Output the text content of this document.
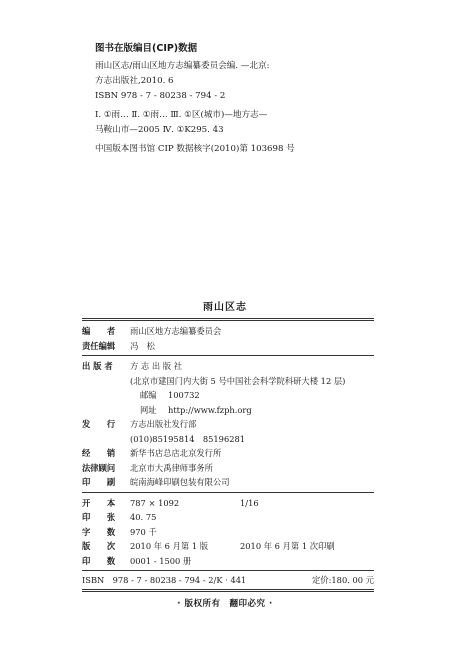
图书在版编目(CIP)数据
雨山区志/雨山区地方志编纂委员会编. —北京:
方志出版社,2010. 6
ISBN 978 - 7 - 80238 - 794 - 2
Ⅰ. ①雨… Ⅱ. ①雨… Ⅲ. ①区(城市)—地方志—
马鞍山市—2005 Ⅳ. ①K295. 43
中国版本图书馆 CIP 数据核字(2010)第 103698 号
雨山区志
编　　者	雨山区地方志编纂委员会
责任编辑	冯　松
出 版 者	方 志 出 版 社
(北京市建国门内大街 5 号中国社会科学院科研大楼 12 层)
邮编	100732
网址	http://www.fzph.org
发　　行	方志出版社发行部
(010)85195814　85196281
经　　销	新华书店总店北京发行所
法律顾问	北京市大禹律师事务所
印　　刷	皖南海峰印刷包装有限公司
开　　本	787 × 1092	1/16
印　　张	40. 75
字　　数	970 千
版　　次	2010 年 6 月第 1 版	2010 年 6 月第 1 次印刷
印　　数	0001 - 1500 册
ISBN　978 - 7 - 80238 - 794 - 2/K · 441	定价:180. 00 元
· 版权所有　翻印必究 ·
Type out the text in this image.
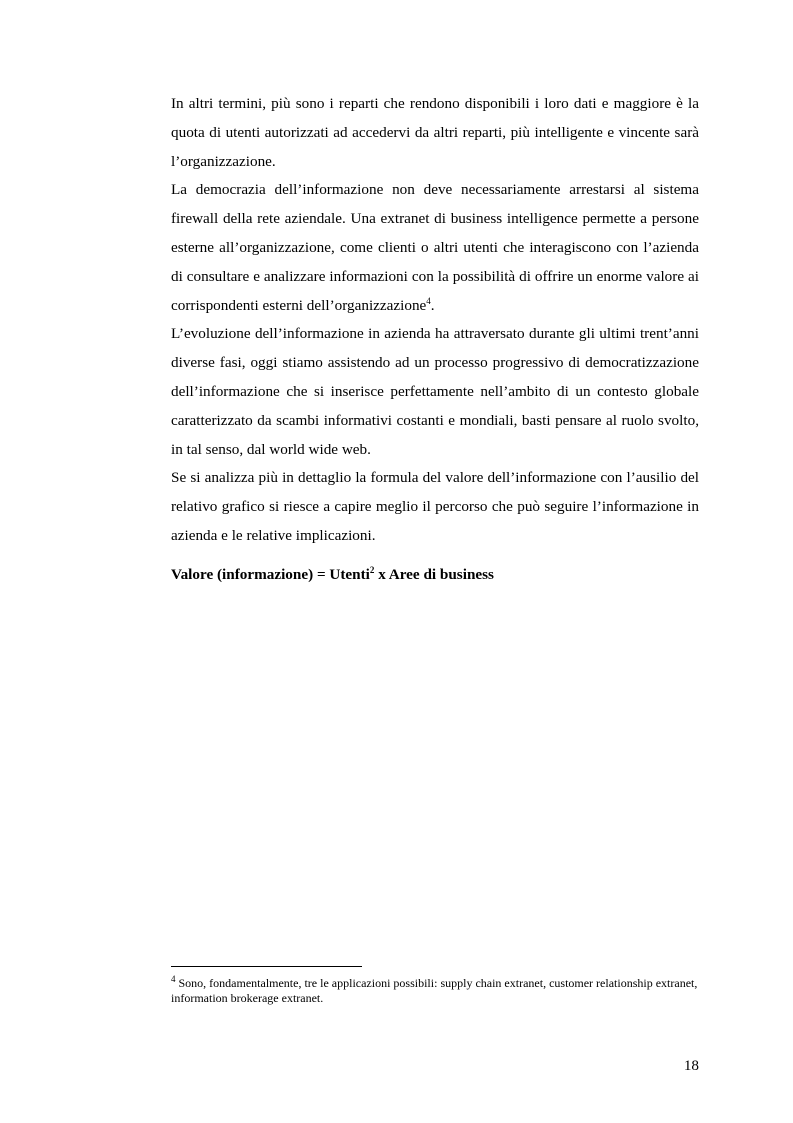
In altri termini, più sono i reparti che rendono disponibili i loro dati e maggiore è la quota di utenti autorizzati ad accedervi da altri reparti, più intelligente e vincente sarà l’organizzazione.

La democrazia dell’informazione non deve necessariamente arrestarsi al sistema firewall della rete aziendale. Una extranet di business intelligence permette a persone esterne all’organizzazione, come clienti o altri utenti che interagiscono con l’azienda di consultare e analizzare informazioni con la possibilità di offrire un enorme valore ai corrispondenti esterni dell’organizzazione$^4$.

L’evoluzione dell’informazione in azienda ha attraversato durante gli ultimi trent’anni diverse fasi, oggi stiamo assistendo ad un processo progressivo di democratizzazione dell’informazione che si inserisce perfettamente nell’ambito di un contesto globale caratterizzato da scambi informativi costanti e mondiali, basti pensare al ruolo svolto, in tal senso, dal world wide web.

Se si analizza più in dettaglio la formula del valore dell’informazione con l’ausilio del relativo grafico si riesce a capire meglio il percorso che può seguire l’informazione in azienda e le relative implicazioni.

Valore (informazione) = Utenti$^2$ x Aree di business
$^4$ Sono, fondamentalmente, tre le applicazioni possibili: supply chain extranet, customer relationship extranet, information brokerage extranet.
18
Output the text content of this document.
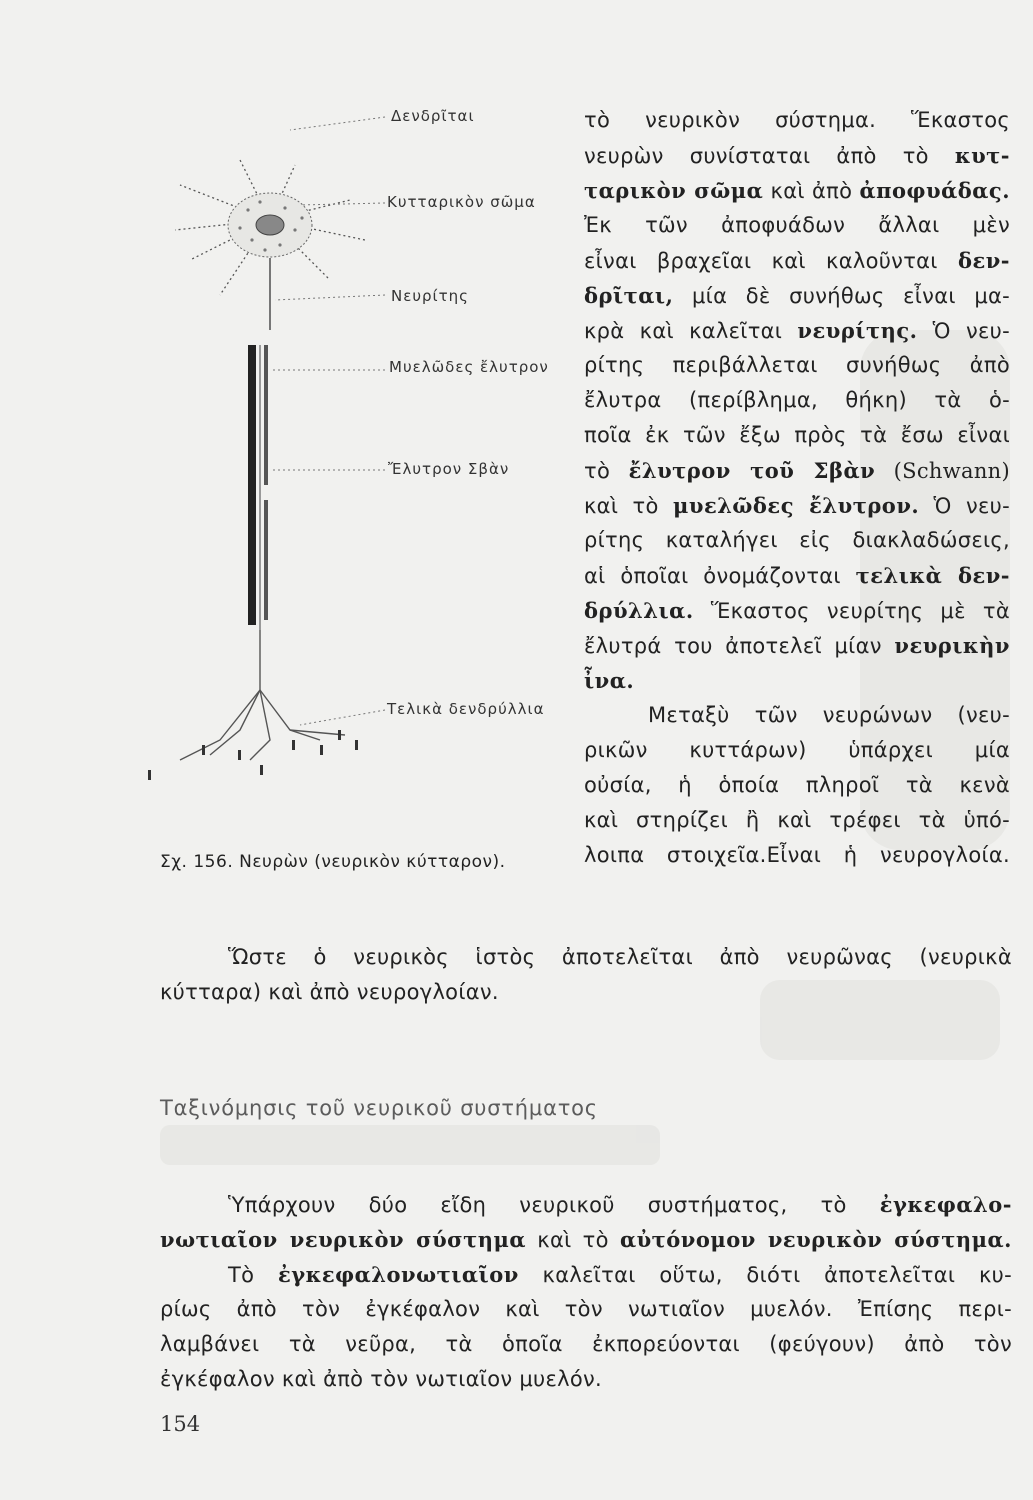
Δενδρῖται
Κυτταρικὸν σῶμα
Νευρίτης
Μυελῶδες ἔλυτρον
Ἔλυτρον Σβὰν
Τελικὰ δενδρύλλια
Σχ. 156. Νευρὼν (νευρικὸν κύτταρον).
τὸ νευρικὸν σύστημα. Ἕκαστος
νευρὼν συνίσταται ἀπὸ τὸ κυτ-
ταρικὸν σῶμα καὶ ἀπὸ ἀποφυάδας.
Ἐκ τῶν ἀποφυάδων ἄλλαι μὲν
εἶναι βραχεῖαι καὶ καλοῦνται δεν-
δρῖται, μία δὲ συνήθως εἶναι μα-
κρὰ καὶ καλεῖται νευρίτης. Ὁ νευ-
ρίτης περιβάλλεται συνήθως ἀπὸ
ἔλυτρα (περίβλημα, θήκη) τὰ ὁ-
ποῖα ἐκ τῶν ἔξω πρὸς τὰ ἔσω εἶναι
τὸ ἔλυτρον τοῦ Σβὰν (Schwann)
καὶ τὸ μυελῶδες ἔλυτρον. Ὁ νευ-
ρίτης καταλήγει εἰς διακλαδώσεις,
αἱ ὁποῖαι ὀνομάζονται τελικὰ δεν-
δρύλλια. Ἕκαστος νευρίτης μὲ τὰ
ἔλυτρά του ἀποτελεῖ μίαν νευρικὴν
ἶνα.
Μεταξὺ τῶν νευρώνων (νευ-
ρικῶν κυττάρων) ὑπάρχει μία
οὐσία, ἡ ὁποία πληροῖ τὰ κενὰ
καὶ στηρίζει ἢ καὶ τρέφει τὰ ὑπό-
λοιπα στοιχεῖα.Εἶναι ἡ νευρογλοία.
Ὥστε ὁ νευρικὸς ἱστὸς ἀποτελεῖται ἀπὸ νευρῶνας (νευρικὰ
κύτταρα) καὶ ἀπὸ νευρογλοίαν.
Ταξινόμησις τοῦ νευρικοῦ συστήματος
Ὑπάρχουν δύο εἴδη νευρικοῦ συστήματος, τὸ ἐγκεφαλο-
νωτιαῖον νευρικὸν σύστημα καὶ τὸ αὐτόνομον νευρικὸν σύστημα.
Τὸ ἐγκεφαλονωτιαῖον καλεῖται οὕτω, διότι ἀποτελεῖται κυ-
ρίως ἀπὸ τὸν ἐγκέφαλον καὶ τὸν νωτιαῖον μυελόν. Ἐπίσης περι-
λαμβάνει τὰ νεῦρα, τὰ ὁποῖα ἐκπορεύονται (φεύγουν) ἀπὸ τὸν
ἐγκέφαλον καὶ ἀπὸ τὸν νωτιαῖον μυελόν.
154
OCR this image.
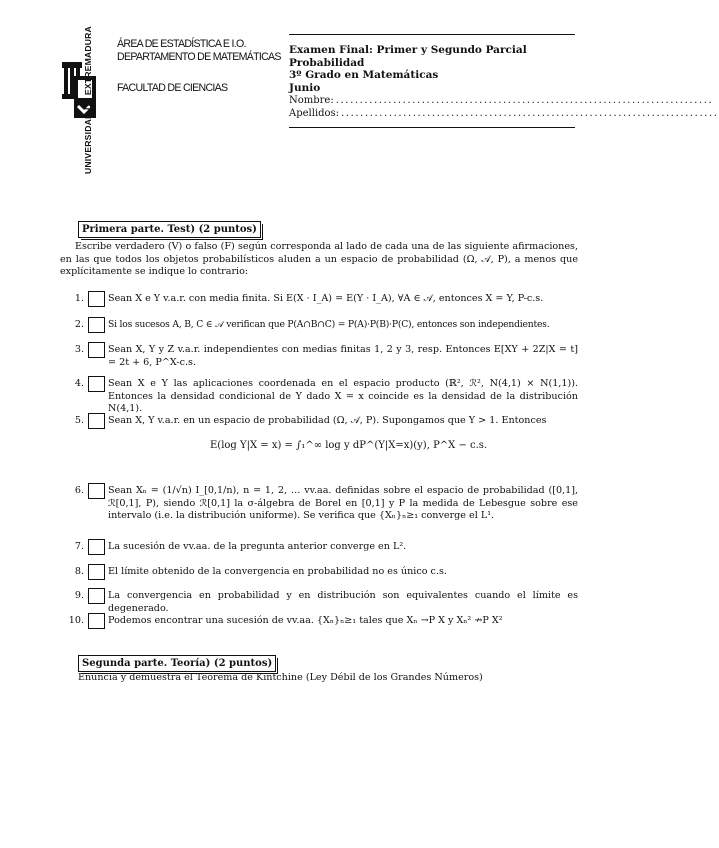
UNIVERSIDAD DE EXTREMADURA ÁREA DE ESTADÍSTICA E I.O.
DEPARTAMENTO DE MATEMÁTICAS
FACULTAD DE CIENCIAS
Examen Final: Primer y Segundo Parcial
Probabilidad
3º Grado en Matemáticas
Junio
Nombre: ...............................................................................
Apellidos: ...............................................................................
Primera parte. Test) (2 puntos)
Escribe verdadero (V) o falso (F) según corresponda al lado de cada una de las siguiente afirmaciones, en las que todos los objetos probabilísticos aluden a un espacio de probabilidad (Ω, 𝒜, P), a menos que explícitamente se indique lo contrario:
1.	Sean X e Y v.a.r. con media finita. Si E(X · I_A) = E(Y · I_A), ∀A ∈ 𝒜, entonces X = Y, P-c.s.
2.	Si los sucesos A, B, C ∈ 𝒜 verifican que P(A∩B∩C) = P(A)·P(B)·P(C), entonces son independientes.
3.	Sean X, Y y Z v.a.r. independientes con medias finitas 1, 2 y 3, resp. Entonces E[XY + 2Z|X = t] = 2t + 6, P^X-c.s.
4.	Sean X e Y las aplicaciones coordenada en el espacio producto (ℝ², ℛ², N(4,1) × N(1,1)). Entonces la densidad condicional de Y dado X = x coincide es la densidad de la distribución N(4,1).
5.	Sean X, Y v.a.r. en un espacio de probabilidad (Ω, 𝒜, P). Supongamos que Y > 1. Entonces
E(log Y|X = x) = ∫₁^∞ log y dP^(Y|X=x)(y), P^X − c.s.
6.	Sean Xₙ = (1/√n) I_[0,1/n), n = 1, 2, … vv.aa. definidas sobre el espacio de probabilidad ([0,1], ℛ[0,1], P), siendo ℛ[0,1] la σ-álgebra de Borel en [0,1] y P la medida de Lebesgue sobre ese intervalo (i.e. la distribución uniforme). Se verifica que {Xₙ}ₙ≥₁ converge el L¹.
7.	La sucesión de vv.aa. de la pregunta anterior converge en L².
8.	El límite obtenido de la convergencia en probabilidad no es único c.s.
9.	La convergencia en probabilidad y en distribución son equivalentes cuando el límite es degenerado.
10.	Podemos encontrar una sucesión de vv.aa. {Xₙ}ₙ≥₁ tales que Xₙ →P X y Xₙ² ↛P X²
Segunda parte. Teoría) (2 puntos)
Enuncia y demuestra el Teorema de Kintchine (Ley Débil de los Grandes Números)
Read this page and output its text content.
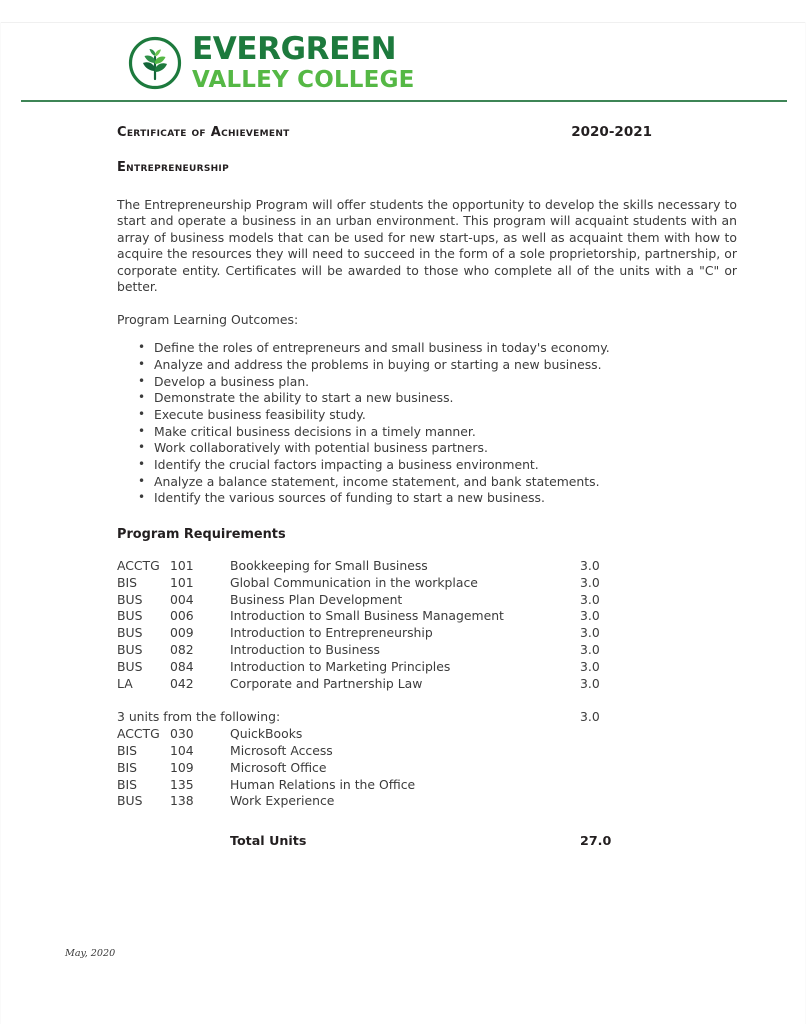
EVERGREEN
VALLEY COLLEGE
Certificate of Achievement	2020-2021
Entrepreneurship
The Entrepreneurship Program will offer students the opportunity to develop the skills necessary to start and operate a business in an urban environment. This program will acquaint students with an array of business models that can be used for new start-ups, as well as acquaint them with how to acquire the resources they will need to succeed in the form of a sole proprietorship, partnership, or corporate entity. Certificates will be awarded to those who complete all of the units with a "C" or better.
Program Learning Outcomes:
• Define the roles of entrepreneurs and small business in today's economy.
• Analyze and address the problems in buying or starting a new business.
• Develop a business plan.
• Demonstrate the ability to start a new business.
• Execute business feasibility study.
• Make critical business decisions in a timely manner.
• Work collaboratively with potential business partners.
• Identify the crucial factors impacting a business environment.
• Analyze a balance statement, income statement, and bank statements.
• Identify the various sources of funding to start a new business.
Program Requirements
ACCTG	101	Bookkeeping for Small Business	3.0
BIS	101	Global Communication in the workplace	3.0
BUS	004	Business Plan Development	3.0
BUS	006	Introduction to Small Business Management	3.0
BUS	009	Introduction to Entrepreneurship	3.0
BUS	082	Introduction to Business	3.0
BUS	084	Introduction to Marketing Principles	3.0
LA	042	Corporate and Partnership Law	3.0

3 units from the following:			3.0
ACCTG	030	QuickBooks	
BIS	104	Microsoft Access	
BIS	109	Microsoft Office	
BIS	135	Human Relations in the Office	
BUS	138	Work Experience	

		Total Units	27.0
May, 2020
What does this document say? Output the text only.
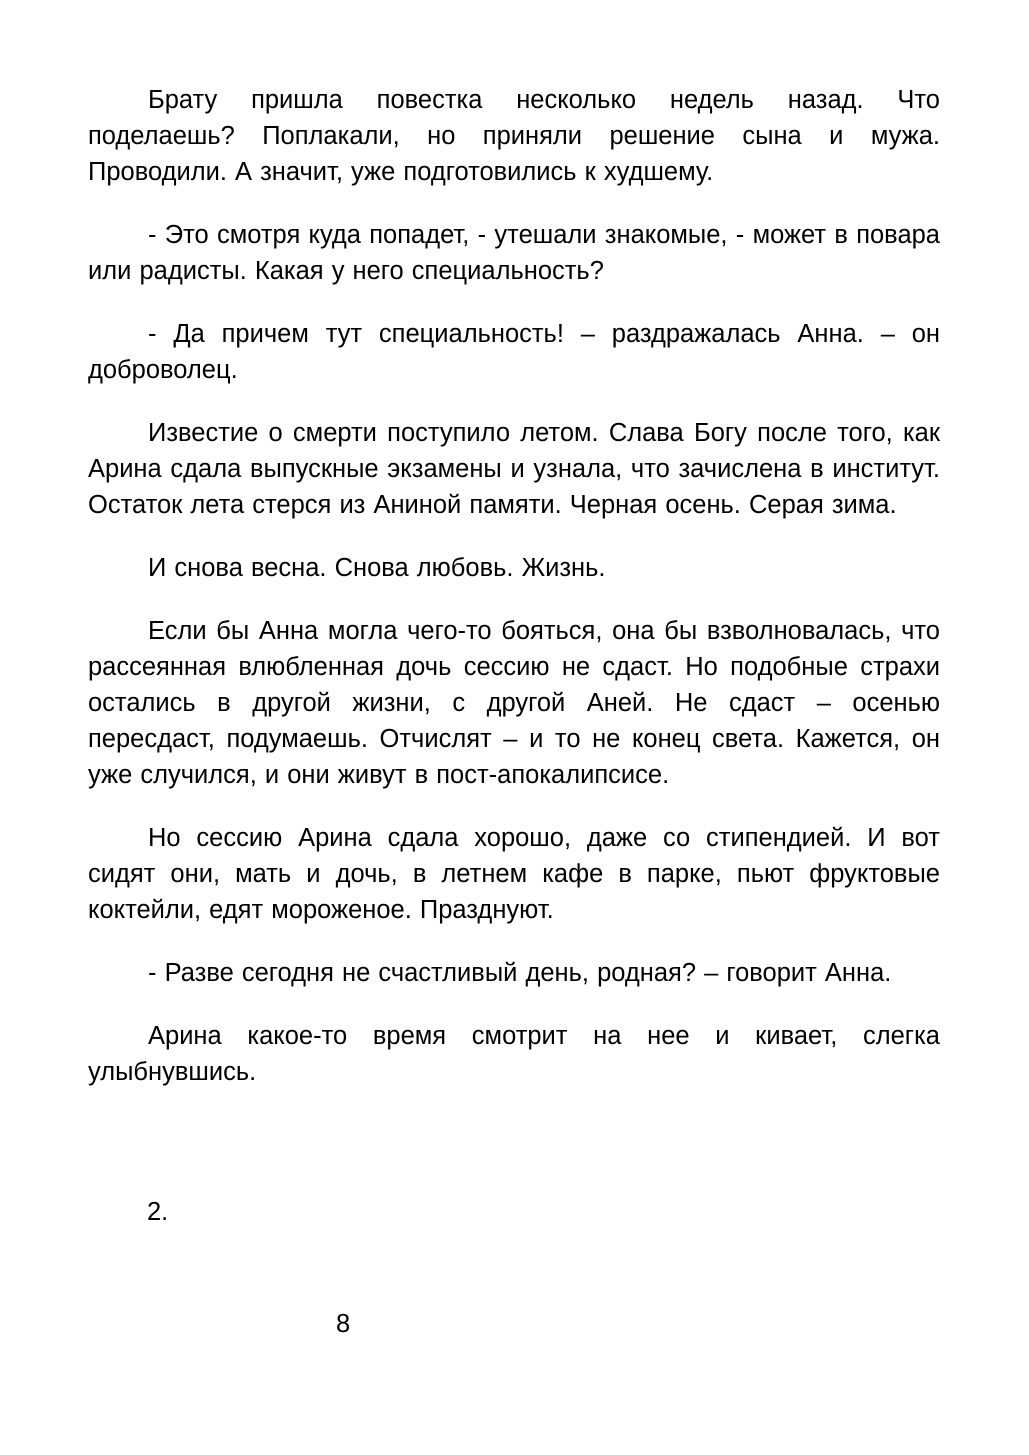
Брату пришла повестка несколько недель назад. Что поделаешь? Поплакали, но приняли решение сына и мужа. Проводили. А значит, уже подготовились к худшему.

- Это смотря куда попадет, - утешали знакомые, - может в повара или радисты. Какая у него специальность?

- Да причем тут специальность! – раздражалась Анна. – он доброволец.

Известие о смерти поступило летом. Слава Богу после того, как Арина сдала выпускные экзамены и узнала, что зачислена в институт. Остаток лета стерся из Аниной памяти. Черная осень. Серая зима.

И снова весна. Снова любовь. Жизнь.

Если бы Анна могла чего-то бояться, она бы взволновалась, что рассеянная влюбленная дочь сессию не сдаст. Но подобные страхи остались в другой жизни, с другой Аней. Не сдаст – осенью пересдаст, подумаешь. Отчислят – и то не конец света. Кажется, он уже случился, и они живут в пост-апокалипсисе.

Но сессию Арина сдала хорошо, даже со стипендией. И вот сидят они, мать и дочь, в летнем кафе в парке, пьют фруктовые коктейли, едят мороженое. Празднуют.

- Разве сегодня не счастливый день, родная? – говорит Анна.

Арина какое-то время смотрит на нее и кивает, слегка улыбнувшись.

2.
8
....
## Set task
Scan the material and collect every line that contains "καλεῖται".

## Output of the exercise
κρὰ καὶ καλεῖται νευρίτης. Ὁ νευ-
Τὸ ἐγκεφαλονωτιαῖον καλεῖται οὕτω, διότι ἀποτελεῖται κυ-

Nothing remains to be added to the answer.